▶ Auszug zum Lesen:
Was hat Sie dazu bewogen, nach Ihrer Zeit als PhD-Studentin wieder nach Kiel zurückzukehren, diesmal an die Fachhochschule?
Vor allem viel Zufall. Ich hatte über viele Jahre einen Lehrauftrag an der Hochschule Bielefeld und die Arbeit mit Studierenden hat mir immer viel Freude gemacht. Gleichzeitig hatte ich das Ziel, irgendwann praxisorientierte Lehre in Vollzeit zu machen, gern in Form einer Professur. Als ich die Ausschreibung an der FH Kiel gesehen habe, war das fast wie ein Weckruf. Die Stelle passte inhaltlich genau zu dem, was ich mitbringe: IT, Projektmanagement und Digital Future Skills. Also dachte ich, ich muss es einfach machen. Dass ich schon einmal drei Jahre in Kiel gelebt habe, hat die Entscheidung leichter gemacht. Ich habe das Leben am Wasser sehr genossen und finde es reizvoll, dass Kiel eine Landeshauptstadt mit Nähe zur Politik und zu Unternehmen ist.
Für welches Forschungsgebiet interessieren Sie sich besonders?
Es muss bei mir interdisziplinär sein. Digital Future Skills beinhalten nicht nur technologische Aspekte wie Programmieren, sondern auch Soft Skills wie Kommunikation, Kreativität oder wie man Beziehungen in Remote-Teams pflegt. Mich interessieren auch Fragen der digitalen Teilhabe. Kann jeder in digitalen Räumen mitmachen? Welche sozialen Ungleichheiten gibt es dort? Das führt mich über die reine Informatik hinaus in die Bildungswissenschaften, Sozialwissenschaften oder auch Wirtschaftspsychologie.
Welches war Ihre spannendste Stelle oder Ihr interessantestes Projekt?
Es fällt mir schwer, nur eines herauszupicken. Die Zeit bei CLAAS war spannend, weil ich gesehen habe, wie ein traditionsreiches Unternehmen den Schritt in die Digitalisierung geht. Während es bei codecentric das genaue Gegenteil war, nämlich der Aufbau eines neuen Standorts mit viel Start-up-Spirit. Ein besonders interessantes Projekt während der Zeit bei codecentric war die KI-Kickbox zusammen mit dem Partnerunternehmen Tomorrow Bird. Das war ein 14-wöchiges strukturiertes Innovationsprogramm, bei dem Mitarbeitende von unseren Kunden, zum Beispiel den Stadtwerken Bielefeld, lernen konnten, was Künstliche Intelligenz ist und wie sie diese im Alltag einsetzen können. Sie entwickelten eigene Ideen für den Einsatz von KI und konnten mit Unterstützung konkrete Probleme aus ihrem Arbeitsalltag lösen. Dadurch war eine hohe Motivation bei den Teilnehmenden zu spüren und es war sehr interessant, Einblicke in verschiedenste Bereiche der Kundenunternehmen zu bekommen.

▶ Bereitgestelltes Material:
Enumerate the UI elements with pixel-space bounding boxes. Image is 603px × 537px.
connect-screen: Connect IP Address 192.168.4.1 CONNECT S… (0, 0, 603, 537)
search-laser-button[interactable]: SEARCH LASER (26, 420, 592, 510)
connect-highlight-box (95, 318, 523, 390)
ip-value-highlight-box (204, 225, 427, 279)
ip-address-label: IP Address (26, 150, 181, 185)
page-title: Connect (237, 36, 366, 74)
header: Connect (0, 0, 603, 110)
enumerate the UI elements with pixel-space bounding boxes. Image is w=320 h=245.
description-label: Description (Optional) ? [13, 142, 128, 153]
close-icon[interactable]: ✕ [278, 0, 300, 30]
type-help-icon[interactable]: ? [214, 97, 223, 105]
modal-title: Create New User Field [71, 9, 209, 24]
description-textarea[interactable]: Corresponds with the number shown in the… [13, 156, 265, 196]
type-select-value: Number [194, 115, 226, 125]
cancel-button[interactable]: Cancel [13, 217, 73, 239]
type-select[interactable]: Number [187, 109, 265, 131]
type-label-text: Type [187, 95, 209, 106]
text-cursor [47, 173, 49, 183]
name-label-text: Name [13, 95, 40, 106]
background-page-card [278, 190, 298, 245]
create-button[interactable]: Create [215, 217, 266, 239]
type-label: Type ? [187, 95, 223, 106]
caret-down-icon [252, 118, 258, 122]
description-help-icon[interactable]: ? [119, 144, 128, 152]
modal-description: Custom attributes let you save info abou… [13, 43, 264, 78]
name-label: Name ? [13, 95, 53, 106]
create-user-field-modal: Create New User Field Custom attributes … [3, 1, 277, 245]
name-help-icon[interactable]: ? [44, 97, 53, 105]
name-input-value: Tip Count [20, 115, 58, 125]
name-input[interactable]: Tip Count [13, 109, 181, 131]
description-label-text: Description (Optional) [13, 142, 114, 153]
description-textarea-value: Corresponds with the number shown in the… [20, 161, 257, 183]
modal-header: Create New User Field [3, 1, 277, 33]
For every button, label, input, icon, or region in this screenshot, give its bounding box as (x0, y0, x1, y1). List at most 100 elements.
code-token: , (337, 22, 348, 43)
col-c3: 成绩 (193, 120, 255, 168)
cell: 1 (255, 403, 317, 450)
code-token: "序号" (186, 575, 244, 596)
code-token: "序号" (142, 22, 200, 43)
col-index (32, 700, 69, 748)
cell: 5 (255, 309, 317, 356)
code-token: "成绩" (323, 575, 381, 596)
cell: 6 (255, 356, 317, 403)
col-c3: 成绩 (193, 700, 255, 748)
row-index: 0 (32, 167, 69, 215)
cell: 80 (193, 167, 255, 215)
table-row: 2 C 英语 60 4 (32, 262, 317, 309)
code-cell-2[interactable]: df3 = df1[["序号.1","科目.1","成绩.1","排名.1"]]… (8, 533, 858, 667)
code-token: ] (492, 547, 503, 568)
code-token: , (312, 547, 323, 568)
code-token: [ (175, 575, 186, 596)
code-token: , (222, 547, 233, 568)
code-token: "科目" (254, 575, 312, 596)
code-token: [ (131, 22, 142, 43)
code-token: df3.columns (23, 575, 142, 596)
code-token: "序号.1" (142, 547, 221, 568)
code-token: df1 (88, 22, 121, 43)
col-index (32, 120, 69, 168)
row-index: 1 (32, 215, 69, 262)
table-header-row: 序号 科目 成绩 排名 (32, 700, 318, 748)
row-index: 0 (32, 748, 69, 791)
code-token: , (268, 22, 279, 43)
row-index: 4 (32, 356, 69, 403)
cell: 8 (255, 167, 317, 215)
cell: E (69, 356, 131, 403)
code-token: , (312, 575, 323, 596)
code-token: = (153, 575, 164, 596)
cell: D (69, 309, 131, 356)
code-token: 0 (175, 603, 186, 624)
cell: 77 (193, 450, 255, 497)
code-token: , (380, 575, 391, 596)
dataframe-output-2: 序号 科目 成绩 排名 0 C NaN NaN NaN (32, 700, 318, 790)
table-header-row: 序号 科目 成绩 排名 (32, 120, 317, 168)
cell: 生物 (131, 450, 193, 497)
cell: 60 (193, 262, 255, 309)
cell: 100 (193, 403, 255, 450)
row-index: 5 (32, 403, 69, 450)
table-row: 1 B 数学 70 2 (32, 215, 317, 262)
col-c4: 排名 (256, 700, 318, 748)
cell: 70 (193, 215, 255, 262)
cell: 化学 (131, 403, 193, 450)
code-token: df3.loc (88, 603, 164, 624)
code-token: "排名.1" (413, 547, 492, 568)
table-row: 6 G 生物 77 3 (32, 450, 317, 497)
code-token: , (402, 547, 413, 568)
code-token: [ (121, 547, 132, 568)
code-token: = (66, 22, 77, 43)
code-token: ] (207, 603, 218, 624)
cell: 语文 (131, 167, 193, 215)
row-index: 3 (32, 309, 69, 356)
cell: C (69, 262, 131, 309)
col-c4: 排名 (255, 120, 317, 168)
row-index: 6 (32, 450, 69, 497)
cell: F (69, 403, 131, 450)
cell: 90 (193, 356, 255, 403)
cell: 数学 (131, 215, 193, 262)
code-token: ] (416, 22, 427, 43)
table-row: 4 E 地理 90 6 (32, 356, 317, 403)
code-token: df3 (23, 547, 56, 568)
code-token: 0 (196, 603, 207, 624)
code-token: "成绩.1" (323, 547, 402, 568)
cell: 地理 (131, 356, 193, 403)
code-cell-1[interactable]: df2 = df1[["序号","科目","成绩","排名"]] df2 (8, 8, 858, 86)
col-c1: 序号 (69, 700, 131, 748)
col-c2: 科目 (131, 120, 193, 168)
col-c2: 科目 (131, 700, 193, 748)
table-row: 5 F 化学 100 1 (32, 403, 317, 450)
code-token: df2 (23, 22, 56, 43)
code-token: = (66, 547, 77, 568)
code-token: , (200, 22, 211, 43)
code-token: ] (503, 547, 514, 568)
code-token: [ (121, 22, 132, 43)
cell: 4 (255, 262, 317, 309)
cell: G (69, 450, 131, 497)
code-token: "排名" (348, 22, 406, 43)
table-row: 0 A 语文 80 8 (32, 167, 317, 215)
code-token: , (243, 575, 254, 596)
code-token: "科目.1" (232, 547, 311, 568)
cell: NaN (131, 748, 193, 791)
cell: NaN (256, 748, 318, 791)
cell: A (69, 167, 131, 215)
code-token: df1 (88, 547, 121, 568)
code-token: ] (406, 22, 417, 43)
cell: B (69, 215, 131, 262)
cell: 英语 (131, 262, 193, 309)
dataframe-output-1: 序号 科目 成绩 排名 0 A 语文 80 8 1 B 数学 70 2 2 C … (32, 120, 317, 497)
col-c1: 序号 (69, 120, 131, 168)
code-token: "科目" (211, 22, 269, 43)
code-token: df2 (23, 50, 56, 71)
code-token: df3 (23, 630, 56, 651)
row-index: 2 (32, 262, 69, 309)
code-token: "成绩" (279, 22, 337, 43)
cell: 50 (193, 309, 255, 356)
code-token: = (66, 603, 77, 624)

▶ Zu bearbeitende Aufgaben:
1/ Stimmen diese Aussagen mit dem Interview überein? Antworten Sie jeweils mit Ja oder Nein und zitieren Sie die entscheidenden Worte des Interviews wörtlich. (a) Die KI-Kickbox dauerte zwölf Wochen. (b) Die Befragte hatte über viele Jahre einen Lehrauftrag an der Hochschule Bielefeld. (c) Vor ihrer Stelle an der FH Kiel hatte die Befragte noch nie in Kiel gelebt.
2/ Setzen Sie das Interview nach seinem letzten Satz fort.
Das Material hat mit dem Interview nichts zu tun.

▶ Ergebnisse der Reihe:
1/
(a) Nein: „Das war ein 14-wöchiges strukturiertes Innovationsprogramm“
(b) Ja: „Ich hatte über viele Jahre einen Lehrauftrag an der Hochschule Bielefeld“
(c) Nein: „Dass ich schon einmal drei Jahre in Kiel gelebt habe“

2/
Gab es bei ihrer Lehrtätigkeit an der Hochschule Bielefeld etwas, das Sie sich auch für Kiel wünschen würden?
Ich habe an der Hochschule Bielefeld im Verbundstudium unterrichtet: Die Studierenden arbeiteten unter der Woche und kamen samstags freiwillig zur Hochschule. Diese Disziplin hat mich sehr beeindruckt.
Außerdem wurde seit letztem Jahr unter den Lehrenden ein enger Austausch durch die Studiengangsleitung initiiert. Die Treffen der Lehrenden wurden mit Impulsvorträgen bereichert und interaktiv wurde in Kleingruppen Wissen und neue Informationen geteilt und diskutiert. Das war sehr wertvoll. Solche Formate würde ich mir auch für Kiel wünschen.
Was möchten Sie den Studierenden an der FH Kiel gerne mit auf den Weg geben?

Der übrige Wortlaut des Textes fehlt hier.